> **Exercise**: Below is a block of records; reproduce all of them exactly and leave out any pictures.

> **Given records**:

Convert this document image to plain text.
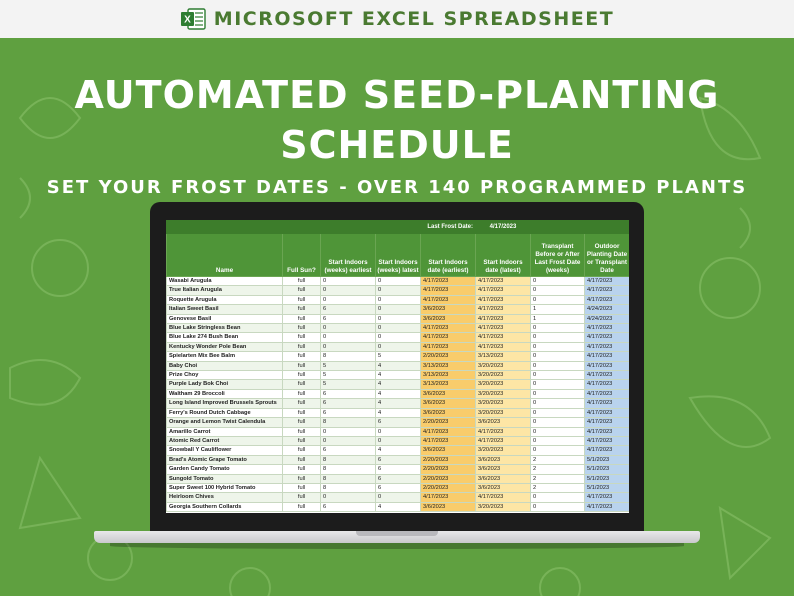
X MICROSOFT EXCEL SPREADSHEET
AUTOMATED SEED-PLANTING
SCHEDULE
SET YOUR FROST DATES - OVER 140 PROGRAMMED PLANTS
				Last Frost Date:	4/17/2023		
Name	Full Sun?	Start Indoors (weeks) earliest	Start Indoors (weeks) latest	Start Indoors date (earliest)	Start Indoors date (latest)	Transplant Before or After Last Frost Date (weeks)	Outdoor Planting Date or Transplant Date
Wasabi Arugula	full	0	0	4/17/2023	4/17/2023	0	4/17/2023
True Italian Arugula	full	0	0	4/17/2023	4/17/2023	0	4/17/2023
Roquette Arugula	full	0	0	4/17/2023	4/17/2023	0	4/17/2023
Italian Sweet Basil	full	6	0	3/6/2023	4/17/2023	1	4/24/2023
Genovese Basil	full	6	0	3/6/2023	4/17/2023	1	4/24/2023
Blue Lake Stringless Bean	full	0	0	4/17/2023	4/17/2023	0	4/17/2023
Blue Lake 274 Bush Bean	full	0	0	4/17/2023	4/17/2023	0	4/17/2023
Kentucky Wonder Pole Bean	full	0	0	4/17/2023	4/17/2023	0	4/17/2023
Spielarten Mix Bee Balm	full	8	5	2/20/2023	3/13/2023	0	4/17/2023
Baby Choi	full	5	4	3/13/2023	3/20/2023	0	4/17/2023
Prize Choy	full	5	4	3/13/2023	3/20/2023	0	4/17/2023
Purple Lady Bok Choi	full	5	4	3/13/2023	3/20/2023	0	4/17/2023
Waltham 29 Broccoli	full	6	4	3/6/2023	3/20/2023	0	4/17/2023
Long Island Improved Brussels Sprouts	full	6	4	3/6/2023	3/20/2023	0	4/17/2023
Ferry's Round Dutch Cabbage	full	6	4	3/6/2023	3/20/2023	0	4/17/2023
Orange and Lemon Twist Calendula	full	8	6	2/20/2023	3/6/2023	0	4/17/2023
Amarillo Carrot	full	0	0	4/17/2023	4/17/2023	0	4/17/2023
Atomic Red Carrot	full	0	0	4/17/2023	4/17/2023	0	4/17/2023
Snowball Y Cauliflower	full	6	4	3/6/2023	3/20/2023	0	4/17/2023
Brad's Atomic Grape Tomato	full	8	6	2/20/2023	3/6/2023	2	5/1/2023
Garden Candy Tomato	full	8	6	2/20/2023	3/6/2023	2	5/1/2023
Sungold Tomato	full	8	6	2/20/2023	3/6/2023	2	5/1/2023
Super Sweet 100 Hybrid Tomato	full	8	6	2/20/2023	3/6/2023	2	5/1/2023
Heirloom Chives	full	0	0	4/17/2023	4/17/2023	0	4/17/2023
Georgia Southern Collards	full	6	4	3/6/2023	3/20/2023	0	4/17/2023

> **Response to this exercise**:
Convert this document image to plain text.
X MICROSOFT EXCEL SPREADSHEET
AUTOMATED SEED-PLANTING
SCHEDULE
SET YOUR FROST DATES - OVER 140 PROGRAMMED PLANTS
				Last Frost Date:	4/17/2023		
Name	Full Sun?	Start Indoors (weeks) earliest	Start Indoors (weeks) latest	Start Indoors date (earliest)	Start Indoors date (latest)	Transplant Before or After Last Frost Date (weeks)	Outdoor Planting Date or Transplant Date
Wasabi Arugula	full	0	0	4/17/2023	4/17/2023	0	4/17/2023
True Italian Arugula	full	0	0	4/17/2023	4/17/2023	0	4/17/2023
Roquette Arugula	full	0	0	4/17/2023	4/17/2023	0	4/17/2023
Italian Sweet Basil	full	6	0	3/6/2023	4/17/2023	1	4/24/2023
Genovese Basil	full	6	0	3/6/2023	4/17/2023	1	4/24/2023
Blue Lake Stringless Bean	full	0	0	4/17/2023	4/17/2023	0	4/17/2023
Blue Lake 274 Bush Bean	full	0	0	4/17/2023	4/17/2023	0	4/17/2023
Kentucky Wonder Pole Bean	full	0	0	4/17/2023	4/17/2023	0	4/17/2023
Spielarten Mix Bee Balm	full	8	5	2/20/2023	3/13/2023	0	4/17/2023
Baby Choi	full	5	4	3/13/2023	3/20/2023	0	4/17/2023
Prize Choy	full	5	4	3/13/2023	3/20/2023	0	4/17/2023
Purple Lady Bok Choi	full	5	4	3/13/2023	3/20/2023	0	4/17/2023
Waltham 29 Broccoli	full	6	4	3/6/2023	3/20/2023	0	4/17/2023
Long Island Improved Brussels Sprouts	full	6	4	3/6/2023	3/20/2023	0	4/17/2023
Ferry's Round Dutch Cabbage	full	6	4	3/6/2023	3/20/2023	0	4/17/2023
Orange and Lemon Twist Calendula	full	8	6	2/20/2023	3/6/2023	0	4/17/2023
Amarillo Carrot	full	0	0	4/17/2023	4/17/2023	0	4/17/2023
Atomic Red Carrot	full	0	0	4/17/2023	4/17/2023	0	4/17/2023
Snowball Y Cauliflower	full	6	4	3/6/2023	3/20/2023	0	4/17/2023
Brad's Atomic Grape Tomato	full	8	6	2/20/2023	3/6/2023	2	5/1/2023
Garden Candy Tomato	full	8	6	2/20/2023	3/6/2023	2	5/1/2023
Sungold Tomato	full	8	6	2/20/2023	3/6/2023	2	5/1/2023
Super Sweet 100 Hybrid Tomato	full	8	6	2/20/2023	3/6/2023	2	5/1/2023
Heirloom Chives	full	0	0	4/17/2023	4/17/2023	0	4/17/2023
Georgia Southern Collards	full	6	4	3/6/2023	3/20/2023	0	4/17/2023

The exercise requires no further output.